Records for this exercise:
+ + + +

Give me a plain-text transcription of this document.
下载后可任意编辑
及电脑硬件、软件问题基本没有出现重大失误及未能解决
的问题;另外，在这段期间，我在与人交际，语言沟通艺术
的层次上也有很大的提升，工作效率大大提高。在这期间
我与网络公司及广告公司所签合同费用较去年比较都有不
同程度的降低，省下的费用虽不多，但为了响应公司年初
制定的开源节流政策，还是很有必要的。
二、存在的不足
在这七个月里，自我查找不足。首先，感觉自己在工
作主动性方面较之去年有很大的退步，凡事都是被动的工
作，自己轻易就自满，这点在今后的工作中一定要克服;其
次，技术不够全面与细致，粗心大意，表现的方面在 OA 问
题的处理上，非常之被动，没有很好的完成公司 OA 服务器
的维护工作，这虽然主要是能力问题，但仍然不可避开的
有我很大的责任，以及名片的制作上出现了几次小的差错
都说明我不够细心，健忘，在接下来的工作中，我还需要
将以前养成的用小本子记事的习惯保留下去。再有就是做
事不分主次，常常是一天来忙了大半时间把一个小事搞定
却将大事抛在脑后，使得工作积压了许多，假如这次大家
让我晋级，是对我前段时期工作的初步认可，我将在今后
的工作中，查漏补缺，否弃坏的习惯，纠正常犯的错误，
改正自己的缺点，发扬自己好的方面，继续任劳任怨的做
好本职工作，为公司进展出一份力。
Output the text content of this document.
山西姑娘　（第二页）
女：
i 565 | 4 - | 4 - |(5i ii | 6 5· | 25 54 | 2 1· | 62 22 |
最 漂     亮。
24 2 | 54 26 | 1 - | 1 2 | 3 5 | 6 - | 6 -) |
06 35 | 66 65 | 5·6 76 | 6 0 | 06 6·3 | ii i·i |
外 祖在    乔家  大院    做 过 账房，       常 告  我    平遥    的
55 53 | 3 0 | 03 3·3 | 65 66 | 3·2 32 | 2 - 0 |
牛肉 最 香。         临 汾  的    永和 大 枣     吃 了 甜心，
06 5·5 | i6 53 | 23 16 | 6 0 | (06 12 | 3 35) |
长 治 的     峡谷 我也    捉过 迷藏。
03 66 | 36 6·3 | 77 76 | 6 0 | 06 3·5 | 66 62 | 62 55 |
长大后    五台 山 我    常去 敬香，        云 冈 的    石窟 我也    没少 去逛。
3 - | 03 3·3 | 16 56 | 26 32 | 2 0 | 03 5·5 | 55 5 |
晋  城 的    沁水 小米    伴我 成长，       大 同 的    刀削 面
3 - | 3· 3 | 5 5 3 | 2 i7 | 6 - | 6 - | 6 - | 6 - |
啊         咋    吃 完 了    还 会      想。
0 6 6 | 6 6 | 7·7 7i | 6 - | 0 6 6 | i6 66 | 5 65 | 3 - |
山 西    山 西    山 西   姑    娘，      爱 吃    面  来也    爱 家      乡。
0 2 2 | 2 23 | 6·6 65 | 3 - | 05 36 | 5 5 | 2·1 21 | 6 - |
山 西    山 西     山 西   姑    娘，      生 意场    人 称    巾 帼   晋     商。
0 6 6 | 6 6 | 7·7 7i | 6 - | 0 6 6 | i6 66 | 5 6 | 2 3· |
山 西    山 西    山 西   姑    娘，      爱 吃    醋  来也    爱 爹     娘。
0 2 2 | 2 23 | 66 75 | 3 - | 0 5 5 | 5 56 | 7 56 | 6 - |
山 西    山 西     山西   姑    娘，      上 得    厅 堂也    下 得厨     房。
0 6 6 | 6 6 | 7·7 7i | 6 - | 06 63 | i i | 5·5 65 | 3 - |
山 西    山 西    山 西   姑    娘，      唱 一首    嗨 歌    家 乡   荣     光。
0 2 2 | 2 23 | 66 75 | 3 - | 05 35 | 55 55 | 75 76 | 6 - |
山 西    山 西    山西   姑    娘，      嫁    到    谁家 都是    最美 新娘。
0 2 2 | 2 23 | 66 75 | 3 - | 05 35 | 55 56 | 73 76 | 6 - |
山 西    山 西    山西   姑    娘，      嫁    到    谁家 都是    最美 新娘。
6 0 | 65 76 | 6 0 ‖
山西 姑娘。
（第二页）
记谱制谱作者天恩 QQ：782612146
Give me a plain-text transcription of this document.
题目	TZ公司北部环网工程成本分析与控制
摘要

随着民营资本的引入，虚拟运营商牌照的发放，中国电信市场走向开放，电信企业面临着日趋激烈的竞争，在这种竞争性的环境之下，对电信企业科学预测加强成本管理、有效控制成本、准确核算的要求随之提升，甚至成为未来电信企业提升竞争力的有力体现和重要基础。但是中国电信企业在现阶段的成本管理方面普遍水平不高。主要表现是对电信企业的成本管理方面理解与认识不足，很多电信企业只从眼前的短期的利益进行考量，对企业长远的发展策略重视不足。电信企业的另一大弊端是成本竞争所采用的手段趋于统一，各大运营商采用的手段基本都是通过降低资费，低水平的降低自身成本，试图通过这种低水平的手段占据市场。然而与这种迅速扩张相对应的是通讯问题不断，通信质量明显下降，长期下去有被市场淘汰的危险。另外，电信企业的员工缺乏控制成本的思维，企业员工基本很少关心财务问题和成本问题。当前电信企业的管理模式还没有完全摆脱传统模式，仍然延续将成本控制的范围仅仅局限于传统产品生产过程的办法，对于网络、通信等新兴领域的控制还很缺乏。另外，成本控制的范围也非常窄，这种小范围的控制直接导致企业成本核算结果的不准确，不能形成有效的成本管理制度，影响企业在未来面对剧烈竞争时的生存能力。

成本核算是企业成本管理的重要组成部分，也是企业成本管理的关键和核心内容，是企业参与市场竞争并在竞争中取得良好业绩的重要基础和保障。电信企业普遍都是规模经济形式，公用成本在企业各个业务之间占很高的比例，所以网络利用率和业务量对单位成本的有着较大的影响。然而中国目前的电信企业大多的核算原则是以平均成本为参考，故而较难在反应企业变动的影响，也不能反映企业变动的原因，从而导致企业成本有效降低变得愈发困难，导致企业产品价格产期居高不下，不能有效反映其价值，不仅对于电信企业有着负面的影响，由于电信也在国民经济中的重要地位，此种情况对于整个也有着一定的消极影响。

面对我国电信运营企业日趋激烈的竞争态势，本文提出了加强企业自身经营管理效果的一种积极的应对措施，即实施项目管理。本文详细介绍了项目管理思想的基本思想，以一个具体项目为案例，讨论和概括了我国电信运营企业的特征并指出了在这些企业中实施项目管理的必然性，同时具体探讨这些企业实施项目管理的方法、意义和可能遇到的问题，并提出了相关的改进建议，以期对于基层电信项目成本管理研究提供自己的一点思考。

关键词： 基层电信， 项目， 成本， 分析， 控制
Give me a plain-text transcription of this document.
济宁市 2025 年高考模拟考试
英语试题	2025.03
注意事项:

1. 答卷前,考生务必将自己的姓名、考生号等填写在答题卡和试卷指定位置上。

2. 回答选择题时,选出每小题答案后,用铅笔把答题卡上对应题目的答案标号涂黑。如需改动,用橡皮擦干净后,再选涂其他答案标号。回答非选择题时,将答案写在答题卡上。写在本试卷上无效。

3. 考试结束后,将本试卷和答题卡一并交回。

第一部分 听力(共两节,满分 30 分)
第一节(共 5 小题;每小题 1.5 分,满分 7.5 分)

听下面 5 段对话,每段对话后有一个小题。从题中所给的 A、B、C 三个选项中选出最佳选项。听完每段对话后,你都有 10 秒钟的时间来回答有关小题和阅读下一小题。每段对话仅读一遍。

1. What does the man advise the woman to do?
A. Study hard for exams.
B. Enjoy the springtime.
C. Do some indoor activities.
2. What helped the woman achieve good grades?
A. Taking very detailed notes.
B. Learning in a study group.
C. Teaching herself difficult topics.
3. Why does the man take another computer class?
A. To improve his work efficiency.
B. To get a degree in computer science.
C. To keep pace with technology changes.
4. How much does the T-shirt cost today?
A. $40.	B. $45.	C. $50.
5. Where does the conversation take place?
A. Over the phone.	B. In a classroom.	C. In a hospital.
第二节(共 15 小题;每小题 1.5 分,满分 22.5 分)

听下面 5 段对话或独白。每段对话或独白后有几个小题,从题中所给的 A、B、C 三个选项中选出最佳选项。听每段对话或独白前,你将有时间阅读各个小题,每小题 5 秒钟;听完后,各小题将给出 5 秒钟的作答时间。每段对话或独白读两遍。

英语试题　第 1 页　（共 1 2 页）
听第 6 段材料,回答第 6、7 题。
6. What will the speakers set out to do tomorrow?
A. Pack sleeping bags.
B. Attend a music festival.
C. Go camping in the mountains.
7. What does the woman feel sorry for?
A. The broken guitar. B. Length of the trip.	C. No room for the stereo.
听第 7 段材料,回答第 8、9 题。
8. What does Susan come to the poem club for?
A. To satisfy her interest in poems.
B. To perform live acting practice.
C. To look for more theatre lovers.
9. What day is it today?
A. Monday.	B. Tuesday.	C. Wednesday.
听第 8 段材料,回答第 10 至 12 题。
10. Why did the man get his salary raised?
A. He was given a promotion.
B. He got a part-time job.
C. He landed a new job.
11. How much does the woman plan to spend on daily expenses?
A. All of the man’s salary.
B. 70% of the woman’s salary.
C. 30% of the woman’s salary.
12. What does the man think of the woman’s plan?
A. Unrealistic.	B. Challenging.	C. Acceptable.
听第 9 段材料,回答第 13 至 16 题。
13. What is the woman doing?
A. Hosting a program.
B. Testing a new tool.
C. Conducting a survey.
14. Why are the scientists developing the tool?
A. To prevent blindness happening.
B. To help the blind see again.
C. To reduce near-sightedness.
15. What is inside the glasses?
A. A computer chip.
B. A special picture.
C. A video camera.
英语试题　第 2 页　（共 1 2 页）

+ + + +

What you should do: Copy each line holding the word "plan" from the listing above.

Answer for this exercise:
11. How much does the woman plan to spend on daily expenses?
12. What does the man think of the woman’s plan?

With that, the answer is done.